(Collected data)
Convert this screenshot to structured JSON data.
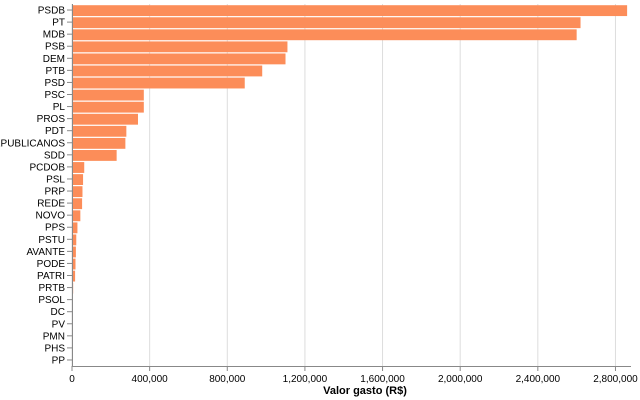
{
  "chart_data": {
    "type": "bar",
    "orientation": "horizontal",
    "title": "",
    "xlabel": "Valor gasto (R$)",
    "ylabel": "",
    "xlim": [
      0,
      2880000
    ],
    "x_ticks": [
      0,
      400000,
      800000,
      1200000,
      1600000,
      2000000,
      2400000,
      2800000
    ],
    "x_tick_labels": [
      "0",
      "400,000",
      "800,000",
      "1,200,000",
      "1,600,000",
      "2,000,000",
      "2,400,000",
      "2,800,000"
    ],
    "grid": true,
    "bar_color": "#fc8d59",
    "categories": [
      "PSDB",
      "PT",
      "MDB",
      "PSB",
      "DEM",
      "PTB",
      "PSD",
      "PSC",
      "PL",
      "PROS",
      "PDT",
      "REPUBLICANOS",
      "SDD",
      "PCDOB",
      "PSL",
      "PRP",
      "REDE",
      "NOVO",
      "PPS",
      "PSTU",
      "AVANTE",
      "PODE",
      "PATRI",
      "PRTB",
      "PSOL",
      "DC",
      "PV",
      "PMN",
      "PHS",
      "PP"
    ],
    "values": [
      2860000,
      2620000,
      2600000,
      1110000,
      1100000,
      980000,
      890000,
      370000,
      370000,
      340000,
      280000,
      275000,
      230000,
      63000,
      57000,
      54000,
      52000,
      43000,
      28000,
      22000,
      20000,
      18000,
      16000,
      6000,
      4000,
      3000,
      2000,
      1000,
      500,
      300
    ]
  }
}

• **Goal of the exercise**: Output the entries above exactly, without their pictures.

• **Solution for this problem**:
Convert this screenshot to structured JSON data.
{
  "chart_data": {
    "type": "bar",
    "orientation": "horizontal",
    "title": "",
    "xlabel": "Valor gasto (R$)",
    "ylabel": "",
    "xlim": [
      0,
      2880000
    ],
    "x_ticks": [
      0,
      400000,
      800000,
      1200000,
      1600000,
      2000000,
      2400000,
      2800000
    ],
    "x_tick_labels": [
      "0",
      "400,000",
      "800,000",
      "1,200,000",
      "1,600,000",
      "2,000,000",
      "2,400,000",
      "2,800,000"
    ],
    "grid": true,
    "bar_color": "#fc8d59",
    "categories": [
      "PSDB",
      "PT",
      "MDB",
      "PSB",
      "DEM",
      "PTB",
      "PSD",
      "PSC",
      "PL",
      "PROS",
      "PDT",
      "REPUBLICANOS",
      "SDD",
      "PCDOB",
      "PSL",
      "PRP",
      "REDE",
      "NOVO",
      "PPS",
      "PSTU",
      "AVANTE",
      "PODE",
      "PATRI",
      "PRTB",
      "PSOL",
      "DC",
      "PV",
      "PMN",
      "PHS",
      "PP"
    ],
    "values": [
      2860000,
      2620000,
      2600000,
      1110000,
      1100000,
      980000,
      890000,
      370000,
      370000,
      340000,
      280000,
      275000,
      230000,
      63000,
      57000,
      54000,
      52000,
      43000,
      28000,
      22000,
      20000,
      18000,
      16000,
      6000,
      4000,
      3000,
      2000,
      1000,
      500,
      300
    ]
  }
}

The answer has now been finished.